◆ **Given exercise**: In your copy, leave out the pictures; write out all the data exactly.

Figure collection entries
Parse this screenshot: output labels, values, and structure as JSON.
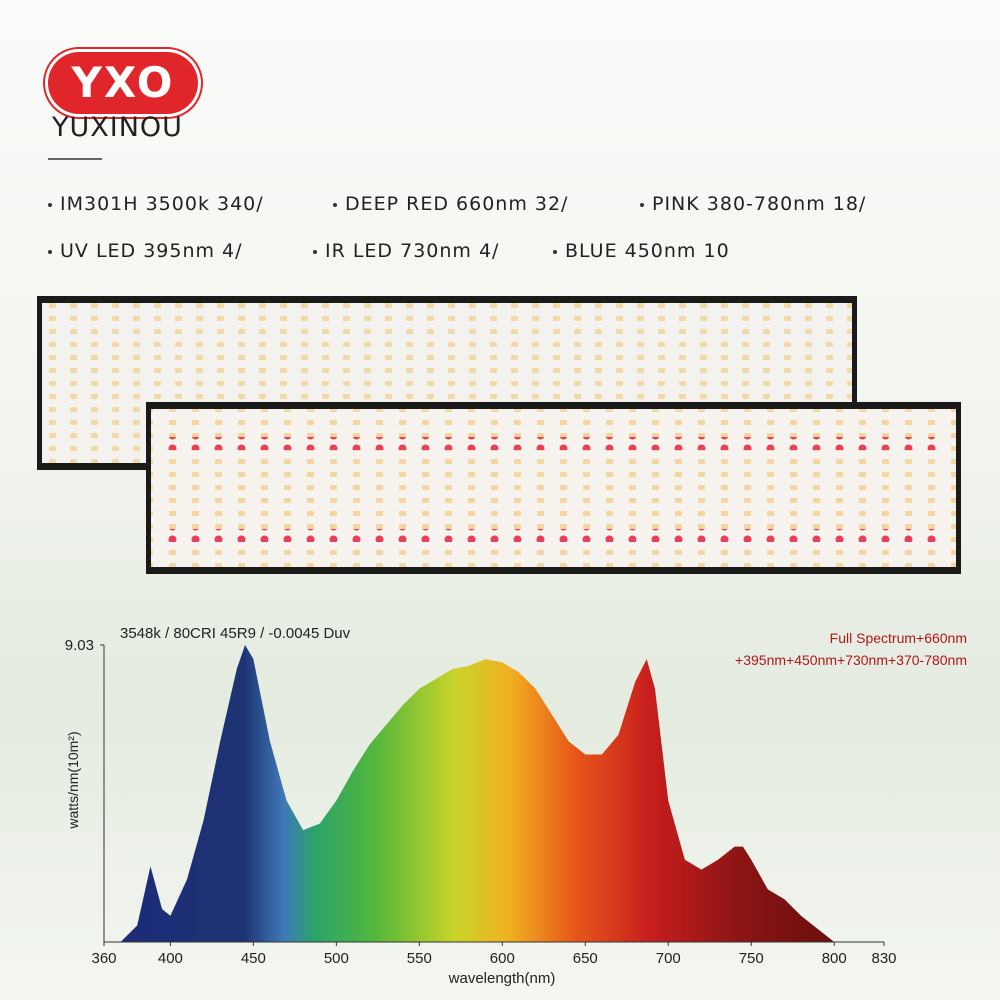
{
  "header": {
    "logo": "YXO",
    "brand": "YUXINOU"
  },
  "features": [
    "IM301H 3500k 340/",
    "DEEP RED 660nm 32/",
    "PINK 380-780nm 18/",
    "UV LED 395nm 4/",
    "IR LED 730nm 4/",
    "BLUE 450nm 10"
  ],
  "chart_data": {
    "type": "area",
    "annotation": "3548k / 80CRI 45R9 / -0.0045 Duv",
    "legend": [
      "Full Spectrum+660nm",
      "+395nm+450nm+730nm+370-780nm"
    ],
    "x_label": "wavelength(nm)",
    "y_label": "watts/nm(10m²)",
    "x": [
      370,
      380,
      388,
      395,
      400,
      410,
      420,
      430,
      440,
      445,
      450,
      460,
      470,
      480,
      490,
      500,
      510,
      520,
      530,
      540,
      550,
      560,
      570,
      580,
      590,
      600,
      610,
      620,
      630,
      640,
      650,
      660,
      670,
      680,
      687,
      692,
      700,
      710,
      720,
      730,
      740,
      745,
      750,
      760,
      770,
      780,
      790,
      800
    ],
    "values": [
      0,
      0.5,
      2.3,
      1.0,
      0.8,
      1.9,
      3.7,
      6.1,
      8.3,
      9.03,
      8.6,
      6.1,
      4.3,
      3.4,
      3.6,
      4.3,
      5.2,
      6.0,
      6.6,
      7.2,
      7.7,
      8.0,
      8.3,
      8.4,
      8.6,
      8.5,
      8.2,
      7.7,
      6.9,
      6.1,
      5.7,
      5.7,
      6.3,
      7.9,
      8.6,
      7.7,
      4.3,
      2.5,
      2.2,
      2.5,
      2.9,
      2.9,
      2.5,
      1.6,
      1.3,
      0.8,
      0.4,
      0
    ],
    "xlim": [
      360,
      830
    ],
    "ylim": [
      0,
      9.03
    ],
    "xticks": [
      360,
      400,
      450,
      500,
      550,
      600,
      650,
      700,
      750,
      800,
      830
    ],
    "yticks": [
      9.03
    ]
  }
}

◆ **Result**:
Parse this screenshot: output labels, values, and structure as JSON.
{
  "header": {
    "logo": "YXO",
    "brand": "YUXINOU"
  },
  "features": [
    "IM301H 3500k 340/",
    "DEEP RED 660nm 32/",
    "PINK 380-780nm 18/",
    "UV LED 395nm 4/",
    "IR LED 730nm 4/",
    "BLUE 450nm 10"
  ],
  "chart_data": {
    "type": "area",
    "annotation": "3548k / 80CRI 45R9 / -0.0045 Duv",
    "legend": [
      "Full Spectrum+660nm",
      "+395nm+450nm+730nm+370-780nm"
    ],
    "x_label": "wavelength(nm)",
    "y_label": "watts/nm(10m²)",
    "x": [
      370,
      380,
      388,
      395,
      400,
      410,
      420,
      430,
      440,
      445,
      450,
      460,
      470,
      480,
      490,
      500,
      510,
      520,
      530,
      540,
      550,
      560,
      570,
      580,
      590,
      600,
      610,
      620,
      630,
      640,
      650,
      660,
      670,
      680,
      687,
      692,
      700,
      710,
      720,
      730,
      740,
      745,
      750,
      760,
      770,
      780,
      790,
      800
    ],
    "values": [
      0,
      0.5,
      2.3,
      1.0,
      0.8,
      1.9,
      3.7,
      6.1,
      8.3,
      9.03,
      8.6,
      6.1,
      4.3,
      3.4,
      3.6,
      4.3,
      5.2,
      6.0,
      6.6,
      7.2,
      7.7,
      8.0,
      8.3,
      8.4,
      8.6,
      8.5,
      8.2,
      7.7,
      6.9,
      6.1,
      5.7,
      5.7,
      6.3,
      7.9,
      8.6,
      7.7,
      4.3,
      2.5,
      2.2,
      2.5,
      2.9,
      2.9,
      2.5,
      1.6,
      1.3,
      0.8,
      0.4,
      0
    ],
    "xlim": [
      360,
      830
    ],
    "ylim": [
      0,
      9.03
    ],
    "xticks": [
      360,
      400,
      450,
      500,
      550,
      600,
      650,
      700,
      750,
      800,
      830
    ],
    "yticks": [
      9.03
    ]
  }
}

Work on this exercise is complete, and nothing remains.